**THE EXERCISE**
Keep only the lines of the data below that contain "detaylı", and copy them.

**AVAILABLE DATA**
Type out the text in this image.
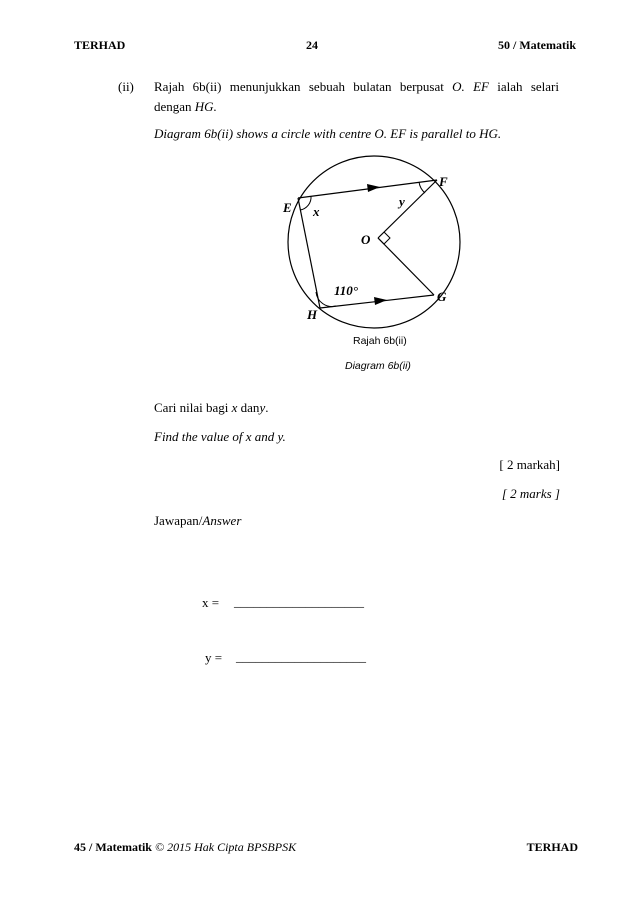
TERHAD	24	50 / Matematik
(ii) Rajah 6b(ii) menunjukkan sebuah bulatan berpusat O. EF ialah selari
dengan HG.
Diagram 6b(ii) shows a circle with centre O. EF is parallel to HG.
F
E
G
H
O
x
y
110°
Rajah 6b(ii)
Diagram 6b(ii)
Cari nilai bagi x dany.
Find the value of x and y.
[ 2 markah]
[ 2 marks ]
Jawapan/Answer
x = ____________________
y = ____________________
45 / Matematik © 2015 Hak Cipta BPSBPSK	TERHAD
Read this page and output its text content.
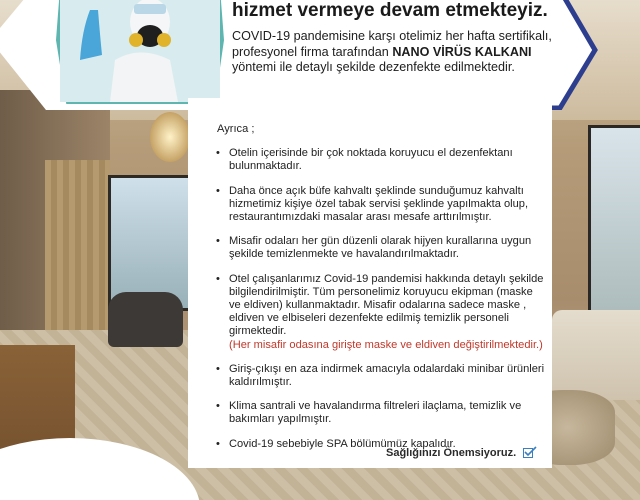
hizmet vermeye devam etmekteyiz.
COVID-19 pandemisine karşı otelimiz her hafta sertifikalı, profesyonel firma tarafından NANO VİRÜS KALKANI yöntemi ile detaylı şekilde dezenfekte edilmektedir.
Ayrıca ;
• Otelin içerisinde bir çok noktada koruyucu el dezenfektanı bulunmaktadır.
• Daha önce açık büfe kahvaltı şeklinde sunduğumuz kahvaltı hizmetimiz kişiye özel tabak servisi şeklinde yapılmakta olup, restaurantımızdaki masalar arası mesafe arttırılmıştır.
• Misafir odaları her gün düzenli olarak hijyen kurallarına uygun şekilde temizlenmekte ve havalandırılmaktadır.
• Otel çalışanlarımız Covid-19 pandemisi hakkında detaylı şekilde bilgilendirilmiştir. Tüm personelimiz koruyucu ekipman (maske ve eldiven) kullanmaktadır. Misafir odalarına sadece maske , eldiven ve elbiseleri dezenfekte edilmiş temizlik personeli girmektedir.
(Her misafir odasına girişte maske ve eldiven değiştirilmektedir.)
• Giriş-çıkışı en aza indirmek amacıyla odalardaki minibar ürünleri kaldırılmıştır.
• Klima santrali ve havalandırma filtreleri ilaçlama, temizlik ve bakımları yapılmıştır.
• Covid-19 sebebiyle SPA bölümümüz kapalıdır.
Sağlığınızı Önemsiyoruz.
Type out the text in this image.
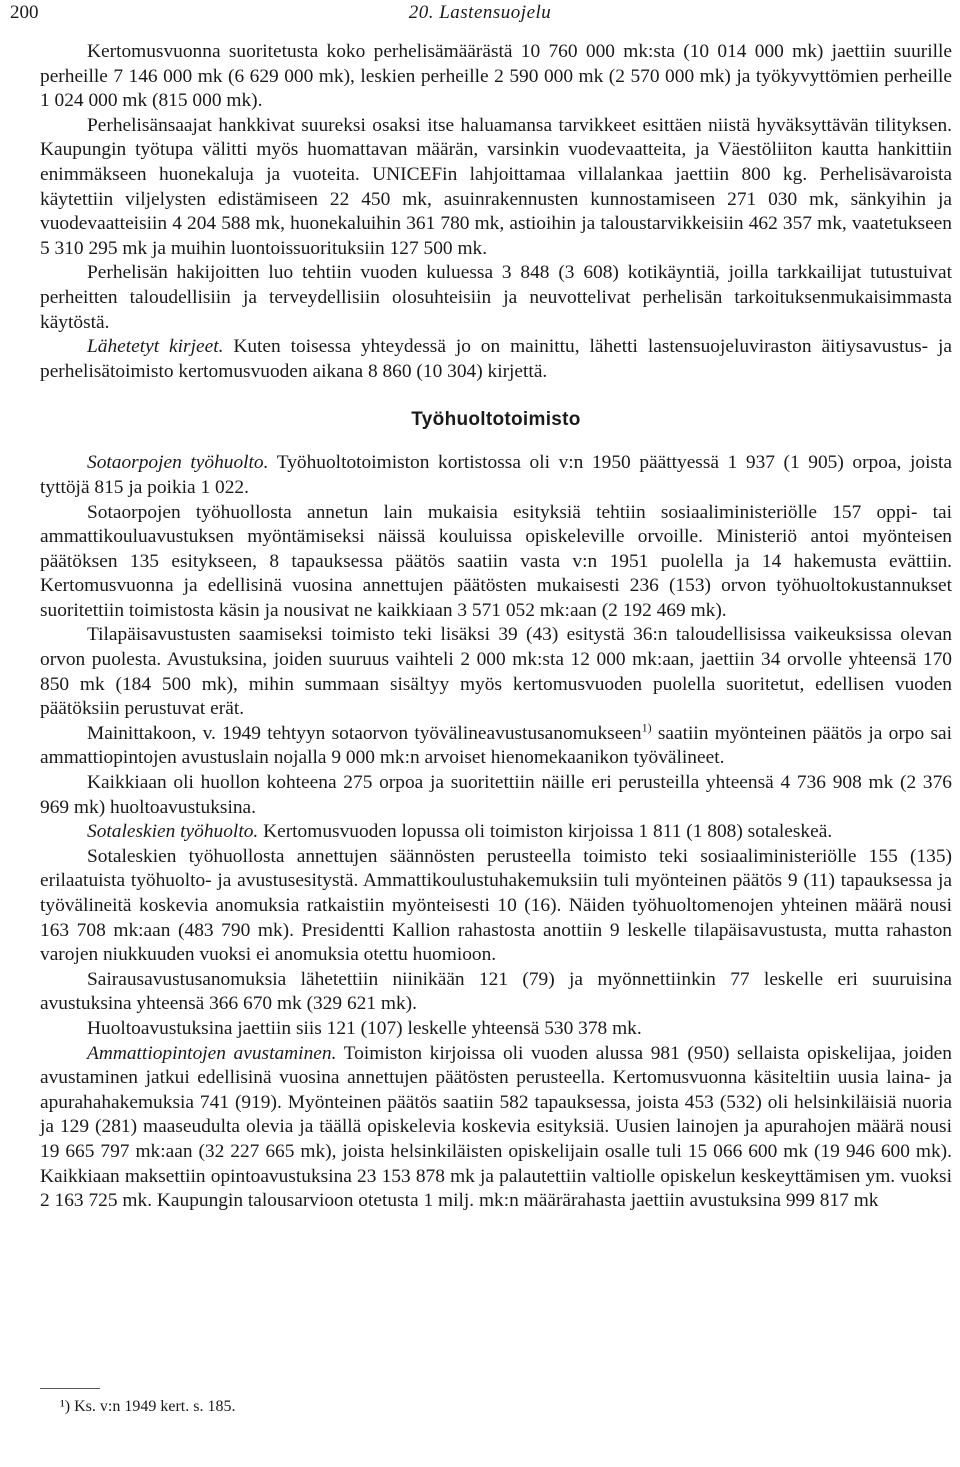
200	20. Lastensuojelu

Kertomusvuonna suoritetusta koko perhelisämäärästä 10 760 000 mk:sta (10 014 000 mk) jaettiin suurille perheille 7 146 000 mk (6 629 000 mk), leskien perheille 2 590 000 mk (2 570 000 mk) ja työkyvyttömien perheille 1 024 000 mk (815 000 mk).

Perhelisänsaajat hankkivat suureksi osaksi itse haluamansa tarvikkeet esittäen niistä hyväksyttävän tilityksen. Kaupungin työtupa välitti myös huomattavan määrän, varsinkin vuodevaatteita, ja Väestöliiton kautta hankittiin enimmäkseen huonekaluja ja vuoteita. UNICEFin lahjoittamaa villalankaa jaettiin 800 kg. Perhelisävaroista käytettiin viljelysten edistämiseen 22 450 mk, asuinrakennusten kunnostamiseen 271 030 mk, sänkyihin ja vuodevaatteisiin 4 204 588 mk, huonekaluihin 361 780 mk, astioihin ja taloustarvikkeisiin 462 357 mk, vaatetukseen 5 310 295 mk ja muihin luontoissuorituksiin 127 500 mk.

Perhelisän hakijoitten luo tehtiin vuoden kuluessa 3 848 (3 608) kotikäyntiä, joilla tarkkailijat tutustuivat perheitten taloudellisiin ja terveydellisiin olosuhteisiin ja neuvottelivat perhelisän tarkoituksenmukaisimmasta käytöstä.

Lähetetyt kirjeet. Kuten toisessa yhteydessä jo on mainittu, lähetti lastensuojeluviraston äitiysavustus- ja perhelisätoimisto kertomusvuoden aikana 8 860 (10 304) kirjettä.

Työhuoltotoimisto

Sotaorpojen työhuolto. Työhuoltotoimiston kortistossa oli v:n 1950 päättyessä 1 937 (1 905) orpoa, joista tyttöjä 815 ja poikia 1 022.

Sotaorpojen työhuollosta annetun lain mukaisia esityksiä tehtiin sosiaaliministeriölle 157 oppi- tai ammattikouluavustuksen myöntämiseksi näissä kouluissa opiskeleville orvoille. Ministeriö antoi myönteisen päätöksen 135 esitykseen, 8 tapauksessa päätös saatiin vasta v:n 1951 puolella ja 14 hakemusta evättiin. Kertomusvuonna ja edellisinä vuosina annettujen päätösten mukaisesti 236 (153) orvon työhuoltokustannukset suoritettiin toimistosta käsin ja nousivat ne kaikkiaan 3 571 052 mk:aan (2 192 469 mk).

Tilapäisavustusten saamiseksi toimisto teki lisäksi 39 (43) esitystä 36:n taloudellisissa vaikeuksissa olevan orvon puolesta. Avustuksina, joiden suuruus vaihteli 2 000 mk:sta 12 000 mk:aan, jaettiin 34 orvolle yhteensä 170 850 mk (184 500 mk), mihin summaan sisältyy myös kertomusvuoden puolella suoritetut, edellisen vuoden päätöksiin perustuvat erät.

Mainittakoon, v. 1949 tehtyyn sotaorvon työvälineavustusanomukseen$^{1)}$ saatiin myönteinen päätös ja orpo sai ammattiopintojen avustuslain nojalla 9 000 mk:n arvoiset hienomekaanikon työvälineet.

Kaikkiaan oli huollon kohteena 275 orpoa ja suoritettiin näille eri perusteilla yhteensä 4 736 908 mk (2 376 969 mk) huoltoavustuksina.

Sotaleskien työhuolto. Kertomusvuoden lopussa oli toimiston kirjoissa 1 811 (1 808) sotaleskeä.

Sotaleskien työhuollosta annettujen säännösten perusteella toimisto teki sosiaaliministeriölle 155 (135) erilaatuista työhuolto- ja avustusesitystä. Ammattikoulustuhakemuksiin tuli myönteinen päätös 9 (11) tapauksessa ja työvälineitä koskevia anomuksia ratkaistiin myönteisesti 10 (16). Näiden työhuoltomenojen yhteinen määrä nousi 163 708 mk:aan (483 790 mk). Presidentti Kallion rahastosta anottiin 9 leskelle tilapäisavustusta, mutta rahaston varojen niukkuuden vuoksi ei anomuksia otettu huomioon.

Sairausavustusanomuksia lähetettiin niinikään 121 (79) ja myönnettiinkin 77 leskelle eri suuruisina avustuksina yhteensä 366 670 mk (329 621 mk).

Huoltoavustuksina jaettiin siis 121 (107) leskelle yhteensä 530 378 mk.

Ammattiopintojen avustaminen. Toimiston kirjoissa oli vuoden alussa 981 (950) sellaista opiskelijaa, joiden avustaminen jatkui edellisinä vuosina annettujen päätösten perusteella. Kertomusvuonna käsiteltiin uusia laina- ja apurahahakemuksia 741 (919). Myönteinen päätös saatiin 582 tapauksessa, joista 453 (532) oli helsinkiläisiä nuoria ja 129 (281) maaseudulta olevia ja täällä opiskelevia koskevia esityksiä. Uusien lainojen ja apurahojen määrä nousi 19 665 797 mk:aan (32 227 665 mk), joista helsinkiläisten opiskelijain osalle tuli 15 066 600 mk (19 946 600 mk). Kaikkiaan maksettiin opintoavustuksina 23 153 878 mk ja palautettiin valtiolle opiskelun keskeyttämisen ym. vuoksi 2 163 725 mk. Kaupungin talousarvioon otetusta 1 milj. mk:n määrärahasta jaettiin avustuksina 999 817 mk

¹) Ks. v:n 1949 kert. s. 185.
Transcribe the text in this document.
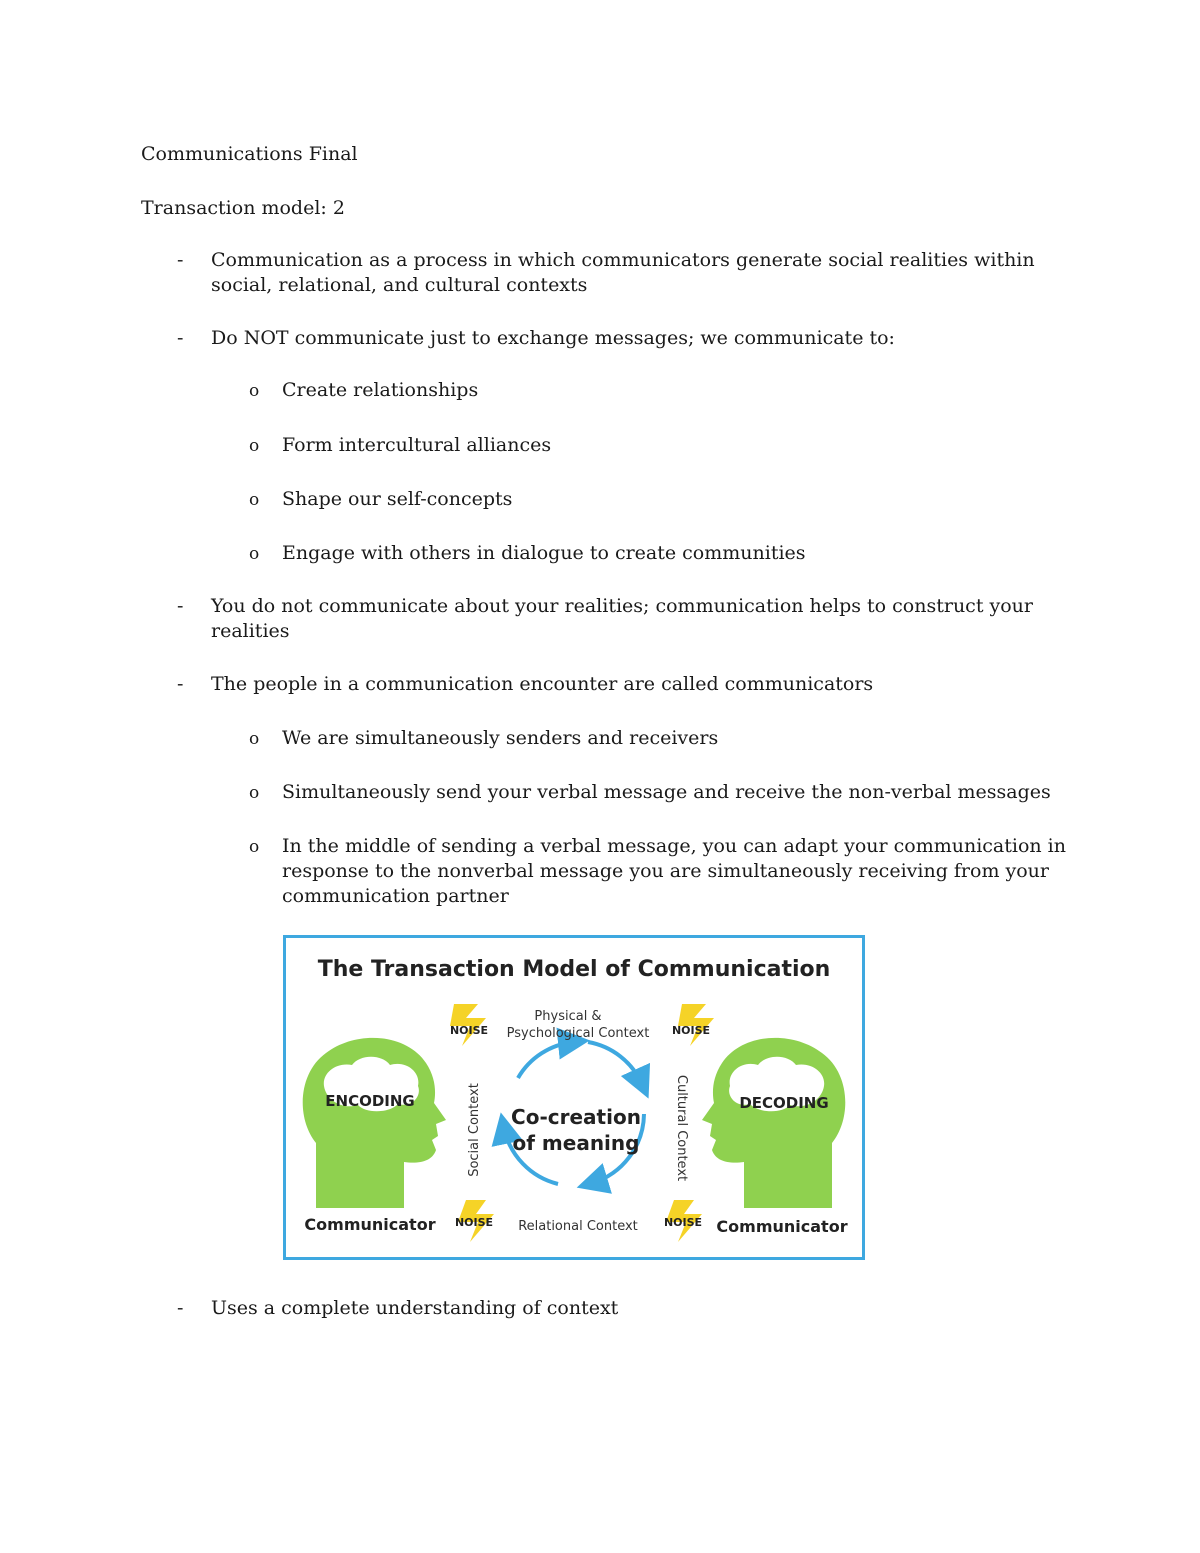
Communications Final
Transaction model: 2
- Communication as a process in which communicators generate social realities within
social, relational, and cultural contexts
- Do NOT communicate just to exchange messages; we communicate to:
o Create relationships
o Form intercultural alliances
o Shape our self-concepts
o Engage with others in dialogue to create communities
- You do not communicate about your realities; communication helps to construct your
realities
- The people in a communication encounter are called communicators
o We are simultaneously senders and receivers
o Simultaneously send your verbal message and receive the non-verbal messages
o In the middle of sending a verbal message, you can adapt your communication in
response to the nonverbal message you are simultaneously receiving from your
communication partner
The Transaction Model of Communication
ENCODING
Communicator
DECODING
Communicator
Co-creation
of meaning
Physical &
Psychological Context
Relational Context
Social Context	Cultural Context
NOISE	NOISE
NOISE	NOISE
- Uses a complete understanding of context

**FULL SOLUTION**
COVID-19 pandemisine karşı otelimiz her hafta sertifikalı, profesyonel firma tarafından NANO VİRÜS KALKANI yöntemi ile detaylı şekilde dezenfekte edilmektedir.
• Otel çalışanlarımız Covid-19 pandemisi hakkında detaylı şekilde bilgilendirilmiştir. Tüm personelimiz koruyucu ekipman (maske ve eldiven) kullanmaktadır. Misafir odalarına sadece maske , eldiven ve elbiseleri dezenfekte edilmiş temizlik personeli girmektedir.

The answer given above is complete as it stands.